• Task to carry out
Pull out every line of the listing below where "network" appears.
* begin *
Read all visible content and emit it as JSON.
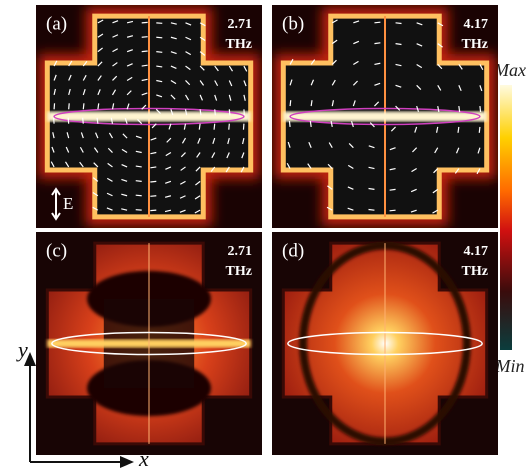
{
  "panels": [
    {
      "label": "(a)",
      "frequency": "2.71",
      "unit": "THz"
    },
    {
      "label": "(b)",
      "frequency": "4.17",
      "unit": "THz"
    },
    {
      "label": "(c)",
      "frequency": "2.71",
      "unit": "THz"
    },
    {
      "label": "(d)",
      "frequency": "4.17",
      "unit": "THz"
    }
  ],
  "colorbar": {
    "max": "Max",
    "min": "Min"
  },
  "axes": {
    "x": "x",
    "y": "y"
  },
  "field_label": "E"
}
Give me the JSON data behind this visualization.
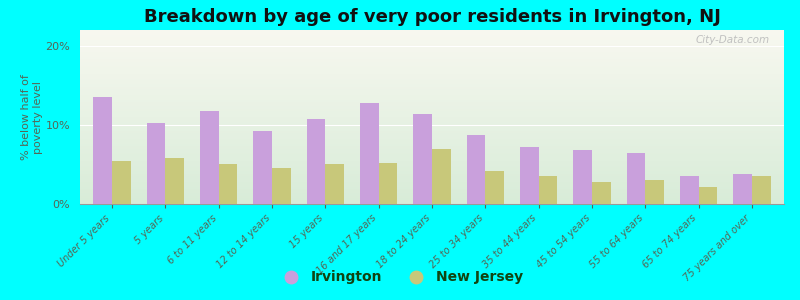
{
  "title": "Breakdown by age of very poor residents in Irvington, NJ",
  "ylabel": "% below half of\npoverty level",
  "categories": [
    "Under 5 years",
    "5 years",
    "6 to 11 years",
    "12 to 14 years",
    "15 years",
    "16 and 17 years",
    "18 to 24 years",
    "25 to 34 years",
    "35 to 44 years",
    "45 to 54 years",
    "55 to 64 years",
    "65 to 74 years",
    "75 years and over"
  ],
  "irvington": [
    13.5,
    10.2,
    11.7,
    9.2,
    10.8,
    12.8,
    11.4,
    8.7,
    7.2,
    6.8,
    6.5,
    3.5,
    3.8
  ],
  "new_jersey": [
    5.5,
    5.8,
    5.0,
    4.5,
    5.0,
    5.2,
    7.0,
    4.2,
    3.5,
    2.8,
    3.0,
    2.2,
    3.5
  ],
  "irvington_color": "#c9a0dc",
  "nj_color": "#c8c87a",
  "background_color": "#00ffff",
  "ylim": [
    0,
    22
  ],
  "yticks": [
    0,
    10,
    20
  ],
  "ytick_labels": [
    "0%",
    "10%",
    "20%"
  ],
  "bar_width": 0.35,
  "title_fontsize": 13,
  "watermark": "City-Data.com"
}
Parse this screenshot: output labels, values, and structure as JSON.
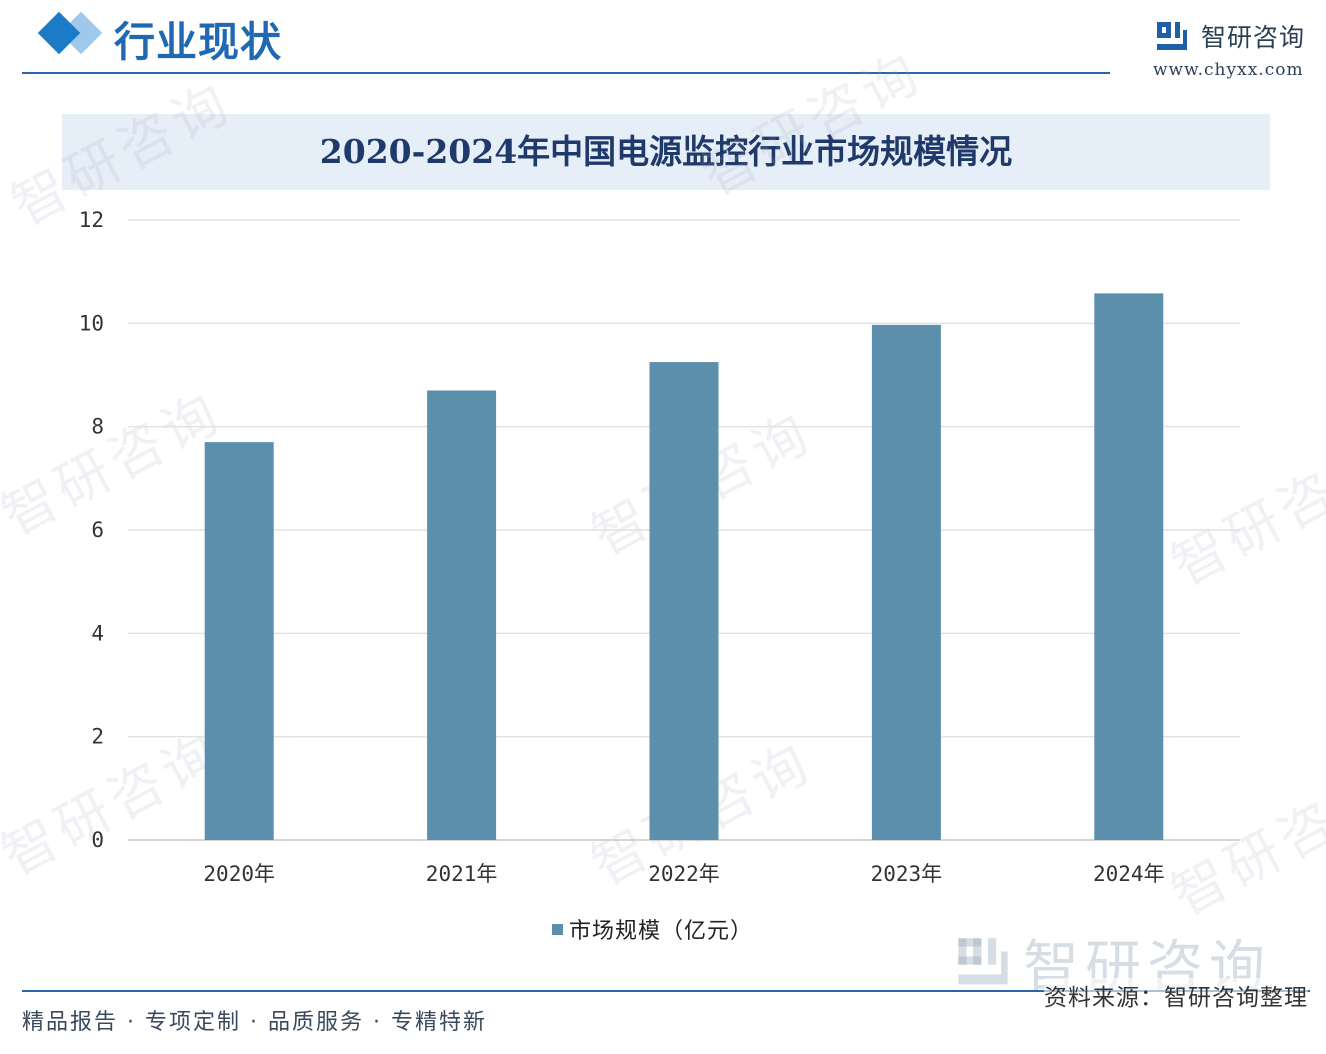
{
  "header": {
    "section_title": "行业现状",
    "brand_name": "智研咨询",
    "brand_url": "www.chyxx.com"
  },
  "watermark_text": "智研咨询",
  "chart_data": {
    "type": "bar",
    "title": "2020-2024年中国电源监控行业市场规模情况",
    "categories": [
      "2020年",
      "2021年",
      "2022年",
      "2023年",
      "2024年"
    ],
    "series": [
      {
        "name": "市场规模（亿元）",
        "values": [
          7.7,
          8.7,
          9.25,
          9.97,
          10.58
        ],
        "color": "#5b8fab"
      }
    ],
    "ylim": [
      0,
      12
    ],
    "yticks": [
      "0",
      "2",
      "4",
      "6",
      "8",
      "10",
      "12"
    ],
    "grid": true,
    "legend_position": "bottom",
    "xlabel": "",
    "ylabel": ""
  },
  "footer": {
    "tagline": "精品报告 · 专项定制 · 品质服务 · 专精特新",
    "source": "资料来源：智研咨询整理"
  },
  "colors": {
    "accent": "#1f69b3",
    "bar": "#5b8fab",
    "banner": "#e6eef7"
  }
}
* end *
* begin *
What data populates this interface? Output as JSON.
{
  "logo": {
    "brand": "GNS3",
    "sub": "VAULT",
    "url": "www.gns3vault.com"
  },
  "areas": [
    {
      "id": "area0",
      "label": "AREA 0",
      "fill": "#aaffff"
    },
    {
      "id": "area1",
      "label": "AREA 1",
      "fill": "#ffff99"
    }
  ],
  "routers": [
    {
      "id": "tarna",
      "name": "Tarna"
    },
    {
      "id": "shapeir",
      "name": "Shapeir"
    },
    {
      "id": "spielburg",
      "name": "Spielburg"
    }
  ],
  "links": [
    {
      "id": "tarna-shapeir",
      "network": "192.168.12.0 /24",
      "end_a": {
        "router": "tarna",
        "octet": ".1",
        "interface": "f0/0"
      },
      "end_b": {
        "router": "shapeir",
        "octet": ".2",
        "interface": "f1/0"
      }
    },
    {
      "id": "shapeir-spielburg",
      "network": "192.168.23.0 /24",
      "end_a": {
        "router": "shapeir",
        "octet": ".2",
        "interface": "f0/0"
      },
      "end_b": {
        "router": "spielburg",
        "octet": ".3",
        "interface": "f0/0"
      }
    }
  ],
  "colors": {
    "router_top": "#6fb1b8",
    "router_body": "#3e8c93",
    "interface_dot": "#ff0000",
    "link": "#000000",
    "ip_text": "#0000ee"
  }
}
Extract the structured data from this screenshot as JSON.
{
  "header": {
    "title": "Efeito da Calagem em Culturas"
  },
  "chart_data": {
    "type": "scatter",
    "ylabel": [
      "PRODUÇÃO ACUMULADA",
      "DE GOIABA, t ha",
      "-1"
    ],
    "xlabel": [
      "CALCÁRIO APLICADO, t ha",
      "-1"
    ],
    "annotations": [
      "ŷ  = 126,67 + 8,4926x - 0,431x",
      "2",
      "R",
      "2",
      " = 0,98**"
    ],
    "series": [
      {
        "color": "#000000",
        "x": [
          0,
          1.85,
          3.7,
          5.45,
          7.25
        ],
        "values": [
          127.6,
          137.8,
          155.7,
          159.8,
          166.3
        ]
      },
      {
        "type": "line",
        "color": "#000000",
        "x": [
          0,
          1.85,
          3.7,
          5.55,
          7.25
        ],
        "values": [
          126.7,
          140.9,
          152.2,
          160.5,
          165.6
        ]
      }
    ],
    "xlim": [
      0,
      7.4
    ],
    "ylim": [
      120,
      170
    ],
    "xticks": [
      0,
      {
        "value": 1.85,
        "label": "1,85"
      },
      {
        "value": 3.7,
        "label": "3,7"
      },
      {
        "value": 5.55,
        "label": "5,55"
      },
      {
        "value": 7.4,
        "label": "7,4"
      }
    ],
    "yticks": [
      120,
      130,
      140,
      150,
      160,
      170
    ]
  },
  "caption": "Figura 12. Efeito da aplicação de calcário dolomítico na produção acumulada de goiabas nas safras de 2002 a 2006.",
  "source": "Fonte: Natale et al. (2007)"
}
* end *
• Task solution
      "network": "192.168.12.0 /24",
      "network": "192.168.23.0 /24",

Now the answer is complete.